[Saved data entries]
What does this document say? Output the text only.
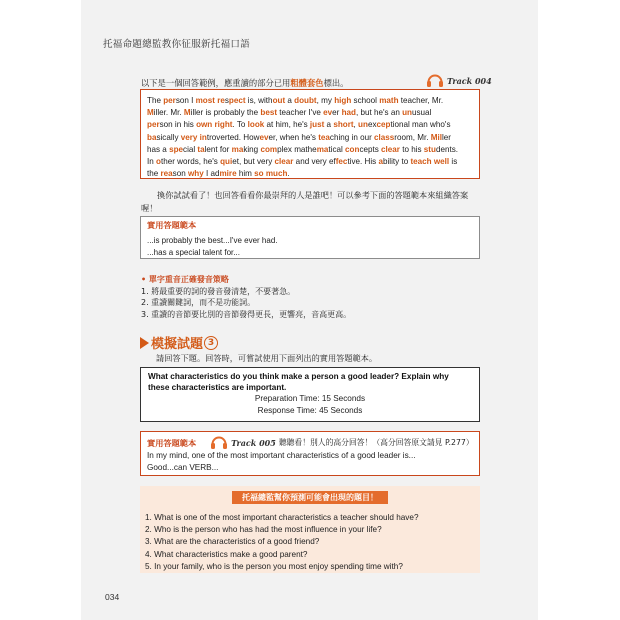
托福命題總監教你征服新托福口語
以下是一個回答範例，應重讀的部分已用粗體套色標出。	Track 004
The person I most respect is, without a doubt, my high school math teacher, Mr.
Miller. Mr. Miller is probably the best teacher I've ever had, but he's an unusual
person in his own right. To look at him, he's just a short, unexceptional man who's
basically very introverted. However, when he's teaching in our classroom, Mr. Miller
has a special talent for making complex mathematical concepts clear to his students.
In other words, he's quiet, but very clear and very effective. His ability to teach well is
the reason why I admire him so much.
換你試試看了！也回答看看你最崇拜的人是誰吧！可以參考下面的答題範本來組織答案喔！
實用答題範本
...is probably the best...I've ever had.
...has a special talent for...
• 單字重音正確發音策略
1. 將最重要的詞的發音發清楚，不要著急。
2. 重讀關鍵詞，而不是功能詞。
3. 重讀的音節要比別的音節發得更長，更響亮，音高更高。
模擬試題 3
請回答下題。回答時，可嘗試使用下面列出的實用答題範本。
What characteristics do you think make a person a good leader? Explain why these characteristics are important.
Preparation Time: 15 Seconds
Response Time: 45 Seconds
實用答題範本	Track 005 聽聽看！別人的高分回答！（高分回答原文請見 P.277）
In my mind, one of the most important characteristics of a good leader is...
Good...can VERB...
托福總監幫你預測可能會出現的題目！
1. What is one of the most important characteristics a teacher should have?
2. Who is the person who has had the most influence in your life?
3. What are the characteristics of a good friend?
4. What characteristics make a good parent?
5. In your family, who is the person you most enjoy spending time with?
034
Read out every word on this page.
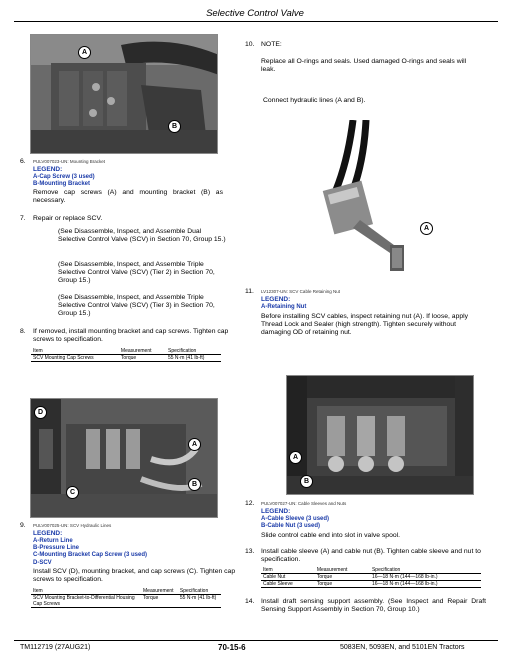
Selective Control Valve
A
B
6. PULV007023-UN: Mounting Bracket
LEGEND:
A-Cap Screw (3 used)
B-Mounting Bracket
Remove cap screws (A) and mounting bracket (B) as necessary.
7. Repair or replace SCV.
(See Disassemble, Inspect, and Assemble Dual Selective Control Valve (SCV) in Section 70, Group 15.)
(See Disassemble, Inspect, and Assemble Triple Selective Control Valve (SCV) (Tier 2) in Section 70, Group 15.)
(See Disassemble, Inspect, and Assemble Triple Selective Control Valve (SCV) (Tier 3) in Section 70, Group 15.)
8. If removed, install mounting bracket and cap screws. Tighten cap screws to specification.
Item	Measurement	Specification
SCV Mounting Cap Screws	Torque	55 N·m (41 lb-ft)
D
A
B
C
9. PULV007025-UN: SCV Hydraulic Lines
LEGEND:
A-Return Line
B-Pressure Line
C-Mounting Bracket Cap Screw (3 used)
D-SCV
Install SCV (D), mounting bracket, and cap screws (C). Tighten cap screws to specification.
Item	Measurement	Specification
SCV Mounting Bracket-to-Differential Housing Cap Screws	Torque	55 N·m (41 lb-ft)
10. NOTE:
Replace all O-rings and seals. Used damaged O-rings and seals will leak.
Connect hydraulic lines (A and B).
A
11. LV12307-UN: SCV Cable Retaining Nut
LEGEND:
A-Retaining Nut
Before installing SCV cables, inspect retaining nut (A). If loose, apply Thread Lock and Sealer (high strength). Tighten securely without damaging OD of retaining nut.
A
B
12. PULV007027-UN: Cable Sleeves and Nuts
LEGEND:
A-Cable Sleeve (3 used)
B-Cable Nut (3 used)
Slide control cable end into slot in valve spool.
13. Install cable sleeve (A) and cable nut (B). Tighten cable sleeve and nut to specification.
Item	Measurement	Specification
Cable Nut	Torque	16—18 N·m (144—168 lb-in.)
Cable Sleeve	Torque	16—18 N·m (144—168 lb-in.)
14. Install draft sensing support assembly. (See Inspect and Repair Draft Sensing Support Assembly in Section 70, Group 10.)
TM112719 (27AUG21)	70-15-6	5083EN, 5093EN, and 5101EN Tractors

## TO DO
Go through the records line by line and count those containing the string "Tighten". Give only the total.

## COMPLETE OUTPUT
4